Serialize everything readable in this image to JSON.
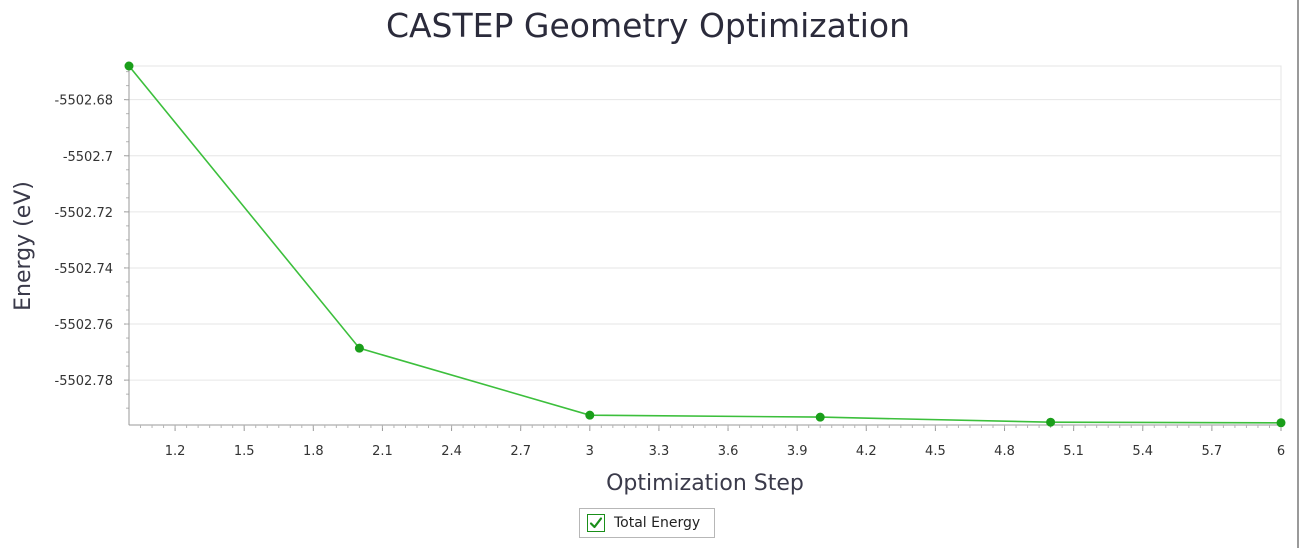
{
  "chart_data": {
    "type": "line",
    "title": "CASTEP Geometry Optimization",
    "xlabel": "Optimization Step",
    "ylabel": "Energy (eV)",
    "xlim": [
      1,
      6
    ],
    "ylim": [
      -5502.796,
      -5502.668
    ],
    "x_ticks": [
      "1.2",
      "1.5",
      "1.8",
      "2.1",
      "2.4",
      "2.7",
      "3",
      "3.3",
      "3.6",
      "3.9",
      "4.2",
      "4.5",
      "4.8",
      "5.1",
      "5.4",
      "5.7",
      "6"
    ],
    "y_ticks": [
      "-5502.68",
      "-5502.7",
      "-5502.72",
      "-5502.74",
      "-5502.76",
      "-5502.78"
    ],
    "grid": true,
    "legend_position": "bottom-center",
    "series": [
      {
        "name": "Total Energy",
        "color": "#1a9e1a",
        "x": [
          1,
          2,
          3,
          4,
          5,
          6
        ],
        "y": [
          -5502.668,
          -5502.7686,
          -5502.7925,
          -5502.7932,
          -5502.795,
          -5502.7952
        ]
      }
    ]
  },
  "legend": {
    "items": [
      {
        "label": "Total Energy",
        "checked": true,
        "icon": "checkmark-icon"
      }
    ]
  }
}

.....

:: Task statement ::
What is the number of lines above that hold the string "Total"? Answer with that number alone.

:: Solution below ::
2